**Exercise objective**
Read the records below. Copy each line where the string "name" occurs.

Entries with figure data
-- Begin --
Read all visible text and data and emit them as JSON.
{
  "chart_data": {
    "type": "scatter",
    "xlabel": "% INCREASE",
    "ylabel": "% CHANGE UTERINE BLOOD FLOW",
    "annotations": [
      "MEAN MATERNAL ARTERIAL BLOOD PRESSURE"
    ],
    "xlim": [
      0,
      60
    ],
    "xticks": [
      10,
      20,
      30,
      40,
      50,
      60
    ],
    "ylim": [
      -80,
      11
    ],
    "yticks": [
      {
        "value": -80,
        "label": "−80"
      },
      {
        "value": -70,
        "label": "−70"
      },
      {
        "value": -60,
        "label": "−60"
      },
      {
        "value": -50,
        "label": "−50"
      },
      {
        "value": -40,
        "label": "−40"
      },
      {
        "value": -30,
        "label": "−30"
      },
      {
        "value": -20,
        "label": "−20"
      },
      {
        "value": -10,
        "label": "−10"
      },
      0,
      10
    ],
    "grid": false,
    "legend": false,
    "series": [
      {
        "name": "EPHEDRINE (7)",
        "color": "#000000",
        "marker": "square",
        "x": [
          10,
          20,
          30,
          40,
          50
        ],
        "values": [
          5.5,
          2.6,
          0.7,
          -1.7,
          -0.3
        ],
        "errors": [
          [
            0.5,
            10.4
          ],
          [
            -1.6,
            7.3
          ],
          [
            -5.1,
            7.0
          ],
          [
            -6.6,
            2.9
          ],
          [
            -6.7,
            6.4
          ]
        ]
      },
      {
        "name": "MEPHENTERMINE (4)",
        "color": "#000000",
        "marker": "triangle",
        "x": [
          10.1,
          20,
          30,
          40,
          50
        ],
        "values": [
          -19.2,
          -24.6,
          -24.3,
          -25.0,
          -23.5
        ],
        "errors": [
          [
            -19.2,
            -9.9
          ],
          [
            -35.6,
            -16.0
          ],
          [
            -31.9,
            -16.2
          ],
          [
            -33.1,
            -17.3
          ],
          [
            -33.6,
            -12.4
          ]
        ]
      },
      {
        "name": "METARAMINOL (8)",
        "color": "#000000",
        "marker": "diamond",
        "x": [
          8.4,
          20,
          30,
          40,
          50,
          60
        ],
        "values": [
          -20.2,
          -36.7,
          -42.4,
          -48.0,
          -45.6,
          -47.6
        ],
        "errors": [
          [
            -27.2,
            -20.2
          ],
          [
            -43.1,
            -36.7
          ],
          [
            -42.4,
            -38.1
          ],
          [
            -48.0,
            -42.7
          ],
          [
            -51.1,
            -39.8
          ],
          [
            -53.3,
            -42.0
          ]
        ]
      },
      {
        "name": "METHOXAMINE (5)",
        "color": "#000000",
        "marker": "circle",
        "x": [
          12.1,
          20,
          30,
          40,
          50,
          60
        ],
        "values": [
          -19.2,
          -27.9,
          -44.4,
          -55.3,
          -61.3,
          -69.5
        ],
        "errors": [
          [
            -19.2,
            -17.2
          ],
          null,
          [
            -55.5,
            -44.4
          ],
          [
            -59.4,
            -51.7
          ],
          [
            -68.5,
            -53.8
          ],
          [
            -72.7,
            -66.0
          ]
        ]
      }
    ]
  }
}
-- End --
**Exercise result**
        "name": "EPHEDRINE (7)",
        "name": "MEPHENTERMINE (4)",
        "name": "METARAMINOL (8)",
        "name": "METHOXAMINE (5)",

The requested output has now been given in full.